■ **What is required**:
Reproduce the entries below in full, word for word.
===============
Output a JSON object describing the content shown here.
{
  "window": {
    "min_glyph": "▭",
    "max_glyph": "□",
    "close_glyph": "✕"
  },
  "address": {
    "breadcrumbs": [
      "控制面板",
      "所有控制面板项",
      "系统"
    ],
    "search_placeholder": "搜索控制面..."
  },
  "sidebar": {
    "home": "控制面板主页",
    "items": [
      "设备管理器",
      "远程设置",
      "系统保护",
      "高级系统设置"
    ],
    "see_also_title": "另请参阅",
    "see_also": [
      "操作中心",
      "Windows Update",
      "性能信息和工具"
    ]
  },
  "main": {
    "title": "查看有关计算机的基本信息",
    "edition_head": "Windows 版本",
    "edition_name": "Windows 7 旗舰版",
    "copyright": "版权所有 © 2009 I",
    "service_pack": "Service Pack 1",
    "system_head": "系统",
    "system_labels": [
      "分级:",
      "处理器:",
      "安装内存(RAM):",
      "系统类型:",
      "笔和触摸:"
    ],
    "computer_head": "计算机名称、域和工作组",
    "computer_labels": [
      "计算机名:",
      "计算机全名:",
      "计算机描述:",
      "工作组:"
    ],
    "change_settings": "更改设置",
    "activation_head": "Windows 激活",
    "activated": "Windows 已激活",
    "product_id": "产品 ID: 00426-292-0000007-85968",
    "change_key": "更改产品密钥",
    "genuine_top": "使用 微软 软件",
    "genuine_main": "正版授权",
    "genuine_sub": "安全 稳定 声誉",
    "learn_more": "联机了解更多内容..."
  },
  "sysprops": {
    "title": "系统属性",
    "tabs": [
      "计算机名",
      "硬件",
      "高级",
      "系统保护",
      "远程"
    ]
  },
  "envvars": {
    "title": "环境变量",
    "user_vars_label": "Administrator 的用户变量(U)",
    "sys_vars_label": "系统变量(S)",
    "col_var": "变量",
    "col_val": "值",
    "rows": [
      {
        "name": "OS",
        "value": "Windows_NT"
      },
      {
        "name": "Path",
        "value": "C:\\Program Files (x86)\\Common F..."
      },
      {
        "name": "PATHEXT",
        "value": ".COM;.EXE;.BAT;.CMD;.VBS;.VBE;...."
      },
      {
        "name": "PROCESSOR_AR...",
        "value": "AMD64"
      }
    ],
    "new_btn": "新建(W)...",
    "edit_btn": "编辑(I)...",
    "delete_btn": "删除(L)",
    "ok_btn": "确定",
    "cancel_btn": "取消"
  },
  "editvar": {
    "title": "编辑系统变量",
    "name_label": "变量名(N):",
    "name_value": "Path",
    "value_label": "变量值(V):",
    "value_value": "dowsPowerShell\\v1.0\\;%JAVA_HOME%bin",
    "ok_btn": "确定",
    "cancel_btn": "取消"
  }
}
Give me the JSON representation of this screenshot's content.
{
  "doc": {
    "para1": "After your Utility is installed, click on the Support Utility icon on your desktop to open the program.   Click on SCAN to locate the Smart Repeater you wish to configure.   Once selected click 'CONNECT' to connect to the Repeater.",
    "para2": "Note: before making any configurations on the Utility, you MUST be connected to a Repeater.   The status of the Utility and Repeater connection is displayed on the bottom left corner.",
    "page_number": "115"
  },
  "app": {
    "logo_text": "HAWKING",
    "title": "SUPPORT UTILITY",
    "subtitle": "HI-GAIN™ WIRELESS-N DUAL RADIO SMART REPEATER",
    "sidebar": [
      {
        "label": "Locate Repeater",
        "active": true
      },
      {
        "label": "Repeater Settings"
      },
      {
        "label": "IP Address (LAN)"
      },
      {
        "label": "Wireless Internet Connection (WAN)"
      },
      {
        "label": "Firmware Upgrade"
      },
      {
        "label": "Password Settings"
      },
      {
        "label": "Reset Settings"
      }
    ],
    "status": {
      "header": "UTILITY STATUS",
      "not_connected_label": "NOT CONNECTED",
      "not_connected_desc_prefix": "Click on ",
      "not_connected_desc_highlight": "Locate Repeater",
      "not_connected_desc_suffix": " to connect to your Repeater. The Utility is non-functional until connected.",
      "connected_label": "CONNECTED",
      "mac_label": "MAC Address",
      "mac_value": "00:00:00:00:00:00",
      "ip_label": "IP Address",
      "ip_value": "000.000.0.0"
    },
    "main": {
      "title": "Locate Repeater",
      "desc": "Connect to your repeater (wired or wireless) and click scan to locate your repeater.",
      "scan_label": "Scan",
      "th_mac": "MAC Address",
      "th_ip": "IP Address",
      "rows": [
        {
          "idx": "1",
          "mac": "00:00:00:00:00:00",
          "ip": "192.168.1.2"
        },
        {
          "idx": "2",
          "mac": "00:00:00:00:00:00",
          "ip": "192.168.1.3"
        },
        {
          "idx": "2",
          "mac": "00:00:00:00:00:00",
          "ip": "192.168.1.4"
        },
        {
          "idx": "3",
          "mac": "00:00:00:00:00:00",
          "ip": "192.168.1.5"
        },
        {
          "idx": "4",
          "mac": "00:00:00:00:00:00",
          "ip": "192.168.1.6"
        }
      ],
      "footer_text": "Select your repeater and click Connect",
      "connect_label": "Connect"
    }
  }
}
===============
■ **Response to the exercise**:
Output a JSON object describing the content shown here.
{
  "window": {
    "min_glyph": "▭",
    "max_glyph": "□",
    "close_glyph": "✕"
  },
  "address": {
    "breadcrumbs": [
      "控制面板",
      "所有控制面板项",
      "系统"
    ],
    "search_placeholder": "搜索控制面..."
  },
  "sidebar": {
    "home": "控制面板主页",
    "items": [
      "设备管理器",
      "远程设置",
      "系统保护",
      "高级系统设置"
    ],
    "see_also_title": "另请参阅",
    "see_also": [
      "操作中心",
      "Windows Update",
      "性能信息和工具"
    ]
  },
  "main": {
    "title": "查看有关计算机的基本信息",
    "edition_head": "Windows 版本",
    "edition_name": "Windows 7 旗舰版",
    "copyright": "版权所有 © 2009 I",
    "service_pack": "Service Pack 1",
    "system_head": "系统",
    "system_labels": [
      "分级:",
      "处理器:",
      "安装内存(RAM):",
      "系统类型:",
      "笔和触摸:"
    ],
    "computer_head": "计算机名称、域和工作组",
    "computer_labels": [
      "计算机名:",
      "计算机全名:",
      "计算机描述:",
      "工作组:"
    ],
    "change_settings": "更改设置",
    "activation_head": "Windows 激活",
    "activated": "Windows 已激活",
    "product_id": "产品 ID: 00426-292-0000007-85968",
    "change_key": "更改产品密钥",
    "genuine_top": "使用 微软 软件",
    "genuine_main": "正版授权",
    "genuine_sub": "安全 稳定 声誉",
    "learn_more": "联机了解更多内容..."
  },
  "sysprops": {
    "title": "系统属性",
    "tabs": [
      "计算机名",
      "硬件",
      "高级",
      "系统保护",
      "远程"
    ]
  },
  "envvars": {
    "title": "环境变量",
    "user_vars_label": "Administrator 的用户变量(U)",
    "sys_vars_label": "系统变量(S)",
    "col_var": "变量",
    "col_val": "值",
    "rows": [
      {
        "name": "OS",
        "value": "Windows_NT"
      },
      {
        "name": "Path",
        "value": "C:\\Program Files (x86)\\Common F..."
      },
      {
        "name": "PATHEXT",
        "value": ".COM;.EXE;.BAT;.CMD;.VBS;.VBE;...."
      },
      {
        "name": "PROCESSOR_AR...",
        "value": "AMD64"
      }
    ],
    "new_btn": "新建(W)...",
    "edit_btn": "编辑(I)...",
    "delete_btn": "删除(L)",
    "ok_btn": "确定",
    "cancel_btn": "取消"
  },
  "editvar": {
    "title": "编辑系统变量",
    "name_label": "变量名(N):",
    "name_value": "Path",
    "value_label": "变量值(V):",
    "value_value": "dowsPowerShell\\v1.0\\;%JAVA_HOME%bin",
    "ok_btn": "确定",
    "cancel_btn": "取消"
  }
}
Give me the JSON representation of this screenshot's content.
{
  "doc": {
    "para1": "After your Utility is installed, click on the Support Utility icon on your desktop to open the program.   Click on SCAN to locate the Smart Repeater you wish to configure.   Once selected click 'CONNECT' to connect to the Repeater.",
    "para2": "Note: before making any configurations on the Utility, you MUST be connected to a Repeater.   The status of the Utility and Repeater connection is displayed on the bottom left corner.",
    "page_number": "115"
  },
  "app": {
    "logo_text": "HAWKING",
    "title": "SUPPORT UTILITY",
    "subtitle": "HI-GAIN™ WIRELESS-N DUAL RADIO SMART REPEATER",
    "sidebar": [
      {
        "label": "Locate Repeater",
        "active": true
      },
      {
        "label": "Repeater Settings"
      },
      {
        "label": "IP Address (LAN)"
      },
      {
        "label": "Wireless Internet Connection (WAN)"
      },
      {
        "label": "Firmware Upgrade"
      },
      {
        "label": "Password Settings"
      },
      {
        "label": "Reset Settings"
      }
    ],
    "status": {
      "header": "UTILITY STATUS",
      "not_connected_label": "NOT CONNECTED",
      "not_connected_desc_prefix": "Click on ",
      "not_connected_desc_highlight": "Locate Repeater",
      "not_connected_desc_suffix": " to connect to your Repeater. The Utility is non-functional until connected.",
      "connected_label": "CONNECTED",
      "mac_label": "MAC Address",
      "mac_value": "00:00:00:00:00:00",
      "ip_label": "IP Address",
      "ip_value": "000.000.0.0"
    },
    "main": {
      "title": "Locate Repeater",
      "desc": "Connect to your repeater (wired or wireless) and click scan to locate your repeater.",
      "scan_label": "Scan",
      "th_mac": "MAC Address",
      "th_ip": "IP Address",
      "rows": [
        {
          "idx": "1",
          "mac": "00:00:00:00:00:00",
          "ip": "192.168.1.2"
        },
        {
          "idx": "2",
          "mac": "00:00:00:00:00:00",
          "ip": "192.168.1.3"
        },
        {
          "idx": "2",
          "mac": "00:00:00:00:00:00",
          "ip": "192.168.1.4"
        },
        {
          "idx": "3",
          "mac": "00:00:00:00:00:00",
          "ip": "192.168.1.5"
        },
        {
          "idx": "4",
          "mac": "00:00:00:00:00:00",
          "ip": "192.168.1.6"
        }
      ],
      "footer_text": "Select your repeater and click Connect",
      "connect_label": "Connect"
    }
  }
}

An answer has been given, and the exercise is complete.